Source records
────────────────

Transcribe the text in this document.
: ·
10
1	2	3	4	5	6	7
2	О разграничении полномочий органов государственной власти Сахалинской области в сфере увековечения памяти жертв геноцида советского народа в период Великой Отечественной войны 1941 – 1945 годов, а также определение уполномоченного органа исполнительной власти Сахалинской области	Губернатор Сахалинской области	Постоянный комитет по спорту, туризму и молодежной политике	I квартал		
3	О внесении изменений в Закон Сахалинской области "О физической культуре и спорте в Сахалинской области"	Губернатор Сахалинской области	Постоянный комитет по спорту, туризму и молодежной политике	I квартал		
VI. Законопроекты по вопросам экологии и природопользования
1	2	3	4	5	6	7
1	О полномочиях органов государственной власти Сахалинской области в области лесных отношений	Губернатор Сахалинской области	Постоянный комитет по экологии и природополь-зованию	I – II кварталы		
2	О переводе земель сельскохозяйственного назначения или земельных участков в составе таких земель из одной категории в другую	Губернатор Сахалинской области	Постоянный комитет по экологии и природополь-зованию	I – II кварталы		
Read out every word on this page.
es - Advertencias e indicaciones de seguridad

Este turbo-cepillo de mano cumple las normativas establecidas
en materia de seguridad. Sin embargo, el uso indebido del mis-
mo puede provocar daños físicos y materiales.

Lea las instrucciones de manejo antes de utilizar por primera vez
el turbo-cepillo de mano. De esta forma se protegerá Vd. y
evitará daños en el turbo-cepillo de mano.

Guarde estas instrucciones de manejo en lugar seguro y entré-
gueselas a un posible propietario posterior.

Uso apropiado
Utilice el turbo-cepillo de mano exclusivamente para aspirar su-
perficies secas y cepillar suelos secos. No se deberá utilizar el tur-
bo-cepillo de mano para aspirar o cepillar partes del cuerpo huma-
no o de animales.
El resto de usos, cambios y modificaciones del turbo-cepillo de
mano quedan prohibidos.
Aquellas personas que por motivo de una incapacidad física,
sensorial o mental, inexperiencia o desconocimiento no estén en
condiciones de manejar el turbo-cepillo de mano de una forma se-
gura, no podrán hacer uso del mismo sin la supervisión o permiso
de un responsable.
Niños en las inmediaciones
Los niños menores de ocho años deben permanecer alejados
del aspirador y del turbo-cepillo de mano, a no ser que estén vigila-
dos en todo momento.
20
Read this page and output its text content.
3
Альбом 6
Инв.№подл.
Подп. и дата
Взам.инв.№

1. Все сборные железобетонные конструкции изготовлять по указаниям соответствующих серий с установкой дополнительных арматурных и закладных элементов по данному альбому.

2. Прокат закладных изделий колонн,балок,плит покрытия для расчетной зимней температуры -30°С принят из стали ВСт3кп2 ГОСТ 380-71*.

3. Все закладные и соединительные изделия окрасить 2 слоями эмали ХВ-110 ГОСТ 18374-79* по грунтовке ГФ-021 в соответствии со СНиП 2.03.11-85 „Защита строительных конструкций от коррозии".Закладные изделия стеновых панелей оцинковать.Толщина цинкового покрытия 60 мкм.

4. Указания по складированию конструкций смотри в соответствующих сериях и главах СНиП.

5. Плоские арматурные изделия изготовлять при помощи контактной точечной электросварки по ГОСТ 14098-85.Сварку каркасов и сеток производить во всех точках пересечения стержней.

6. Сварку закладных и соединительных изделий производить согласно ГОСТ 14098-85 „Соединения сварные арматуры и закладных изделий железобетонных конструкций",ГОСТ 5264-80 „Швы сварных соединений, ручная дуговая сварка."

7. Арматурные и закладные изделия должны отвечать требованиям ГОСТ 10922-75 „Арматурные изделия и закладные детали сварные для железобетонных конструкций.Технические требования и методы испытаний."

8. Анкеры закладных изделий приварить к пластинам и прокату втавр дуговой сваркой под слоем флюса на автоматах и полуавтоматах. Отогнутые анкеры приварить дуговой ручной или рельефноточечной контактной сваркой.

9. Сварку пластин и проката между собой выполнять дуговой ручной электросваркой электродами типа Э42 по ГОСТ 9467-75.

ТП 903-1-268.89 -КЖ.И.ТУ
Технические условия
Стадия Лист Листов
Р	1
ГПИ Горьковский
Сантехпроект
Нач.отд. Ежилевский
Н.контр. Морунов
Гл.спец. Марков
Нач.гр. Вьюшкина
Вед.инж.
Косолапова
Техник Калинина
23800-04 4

────────────────

Repeat each record in full; every line must match exactly.

Transcribe the text in this document.
: ·
10
1	2	3	4	5	6	7
2	О разграничении полномочий органов государственной власти Сахалинской области в сфере увековечения памяти жертв геноцида советского народа в период Великой Отечественной войны 1941 – 1945 годов, а также определение уполномоченного органа исполнительной власти Сахалинской области	Губернатор Сахалинской области	Постоянный комитет по спорту, туризму и молодежной политике	I квартал		
3	О внесении изменений в Закон Сахалинской области "О физической культуре и спорте в Сахалинской области"	Губернатор Сахалинской области	Постоянный комитет по спорту, туризму и молодежной политике	I квартал		
VI. Законопроекты по вопросам экологии и природопользования
1	2	3	4	5	6	7
1	О полномочиях органов государственной власти Сахалинской области в области лесных отношений	Губернатор Сахалинской области	Постоянный комитет по экологии и природополь-зованию	I – II кварталы		
2	О переводе земель сельскохозяйственного назначения или земельных участков в составе таких земель из одной категории в другую	Губернатор Сахалинской области	Постоянный комитет по экологии и природополь-зованию	I – II кварталы		
Read out every word on this page.
es - Advertencias e indicaciones de seguridad

Este turbo-cepillo de mano cumple las normativas establecidas
en materia de seguridad. Sin embargo, el uso indebido del mis-
mo puede provocar daños físicos y materiales.

Lea las instrucciones de manejo antes de utilizar por primera vez
el turbo-cepillo de mano. De esta forma se protegerá Vd. y
evitará daños en el turbo-cepillo de mano.

Guarde estas instrucciones de manejo en lugar seguro y entré-
gueselas a un posible propietario posterior.

Uso apropiado
Utilice el turbo-cepillo de mano exclusivamente para aspirar su-
perficies secas y cepillar suelos secos. No se deberá utilizar el tur-
bo-cepillo de mano para aspirar o cepillar partes del cuerpo huma-
no o de animales.
El resto de usos, cambios y modificaciones del turbo-cepillo de
mano quedan prohibidos.
Aquellas personas que por motivo de una incapacidad física,
sensorial o mental, inexperiencia o desconocimiento no estén en
condiciones de manejar el turbo-cepillo de mano de una forma se-
gura, no podrán hacer uso del mismo sin la supervisión o permiso
de un responsable.
Niños en las inmediaciones
Los niños menores de ocho años deben permanecer alejados
del aspirador y del turbo-cepillo de mano, a no ser que estén vigila-
dos en todo momento.
20
Read this page and output its text content.
3
Альбом 6
Инв.№подл.
Подп. и дата
Взам.инв.№

1. Все сборные железобетонные конструкции изготовлять по указаниям соответствующих серий с установкой дополнительных арматурных и закладных элементов по данному альбому.

2. Прокат закладных изделий колонн,балок,плит покрытия для расчетной зимней температуры -30°С принят из стали ВСт3кп2 ГОСТ 380-71*.

3. Все закладные и соединительные изделия окрасить 2 слоями эмали ХВ-110 ГОСТ 18374-79* по грунтовке ГФ-021 в соответствии со СНиП 2.03.11-85 „Защита строительных конструкций от коррозии".Закладные изделия стеновых панелей оцинковать.Толщина цинкового покрытия 60 мкм.

4. Указания по складированию конструкций смотри в соответствующих сериях и главах СНиП.

5. Плоские арматурные изделия изготовлять при помощи контактной точечной электросварки по ГОСТ 14098-85.Сварку каркасов и сеток производить во всех точках пересечения стержней.

6. Сварку закладных и соединительных изделий производить согласно ГОСТ 14098-85 „Соединения сварные арматуры и закладных изделий железобетонных конструкций",ГОСТ 5264-80 „Швы сварных соединений, ручная дуговая сварка."

7. Арматурные и закладные изделия должны отвечать требованиям ГОСТ 10922-75 „Арматурные изделия и закладные детали сварные для железобетонных конструкций.Технические требования и методы испытаний."

8. Анкеры закладных изделий приварить к пластинам и прокату втавр дуговой сваркой под слоем флюса на автоматах и полуавтоматах. Отогнутые анкеры приварить дуговой ручной или рельефноточечной контактной сваркой.

9. Сварку пластин и проката между собой выполнять дуговой ручной электросваркой электродами типа Э42 по ГОСТ 9467-75.

ТП 903-1-268.89 -КЖ.И.ТУ
Технические условия
Стадия Лист Листов
Р	1
ГПИ Горьковский
Сантехпроект
Нач.отд. Ежилевский
Н.контр. Морунов
Гл.спец. Марков
Нач.гр. Вьюшкина
Вед.инж.
Косолапова
Техник Калинина
23800-04 4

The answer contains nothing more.